THE REQUEST:
Write out all of the data without omission, exactly as shown.
□ □ □
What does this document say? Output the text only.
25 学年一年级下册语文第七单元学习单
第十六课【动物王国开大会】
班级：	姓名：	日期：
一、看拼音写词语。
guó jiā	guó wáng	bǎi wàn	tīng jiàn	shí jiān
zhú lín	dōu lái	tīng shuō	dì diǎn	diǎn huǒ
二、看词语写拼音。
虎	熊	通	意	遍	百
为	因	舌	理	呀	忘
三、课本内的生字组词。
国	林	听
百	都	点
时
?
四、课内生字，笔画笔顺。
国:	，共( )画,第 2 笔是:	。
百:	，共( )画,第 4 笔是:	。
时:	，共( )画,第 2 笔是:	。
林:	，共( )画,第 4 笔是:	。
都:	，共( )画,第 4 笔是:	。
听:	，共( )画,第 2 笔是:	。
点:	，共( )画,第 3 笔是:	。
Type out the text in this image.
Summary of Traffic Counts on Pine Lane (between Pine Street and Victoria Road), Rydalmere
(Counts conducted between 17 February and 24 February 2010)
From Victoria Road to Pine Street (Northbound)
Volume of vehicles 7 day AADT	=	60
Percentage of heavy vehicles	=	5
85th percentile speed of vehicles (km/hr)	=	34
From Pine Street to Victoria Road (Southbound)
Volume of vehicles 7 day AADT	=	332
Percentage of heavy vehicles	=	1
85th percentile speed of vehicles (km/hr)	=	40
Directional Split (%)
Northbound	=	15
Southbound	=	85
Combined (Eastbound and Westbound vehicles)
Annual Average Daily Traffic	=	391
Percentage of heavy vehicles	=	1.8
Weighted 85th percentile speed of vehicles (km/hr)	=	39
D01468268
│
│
□ □ □
FINAL ANSWER:
What does this document say? Output the text only.
25 学年一年级下册语文第七单元学习单
第十六课【动物王国开大会】
班级：	姓名：	日期：
一、看拼音写词语。
guó jiā	guó wáng	bǎi wàn	tīng jiàn	shí jiān
zhú lín	dōu lái	tīng shuō	dì diǎn	diǎn huǒ
二、看词语写拼音。
虎	熊	通	意	遍	百
为	因	舌	理	呀	忘
三、课本内的生字组词。
国	林	听
百	都	点
时
?
四、课内生字，笔画笔顺。
国:	，共( )画,第 2 笔是:	。
百:	，共( )画,第 4 笔是:	。
时:	，共( )画,第 2 笔是:	。
林:	，共( )画,第 4 笔是:	。
都:	，共( )画,第 4 笔是:	。
听:	，共( )画,第 2 笔是:	。
点:	，共( )画,第 3 笔是:	。
Type out the text in this image.
Summary of Traffic Counts on Pine Lane (between Pine Street and Victoria Road), Rydalmere
(Counts conducted between 17 February and 24 February 2010)
From Victoria Road to Pine Street (Northbound)
Volume of vehicles 7 day AADT	=	60
Percentage of heavy vehicles	=	5
85th percentile speed of vehicles (km/hr)	=	34
From Pine Street to Victoria Road (Southbound)
Volume of vehicles 7 day AADT	=	332
Percentage of heavy vehicles	=	1
85th percentile speed of vehicles (km/hr)	=	40
Directional Split (%)
Northbound	=	15
Southbound	=	85
Combined (Eastbound and Westbound vehicles)
Annual Average Daily Traffic	=	391
Percentage of heavy vehicles	=	1.8
Weighted 85th percentile speed of vehicles (km/hr)	=	39
D01468268
│
│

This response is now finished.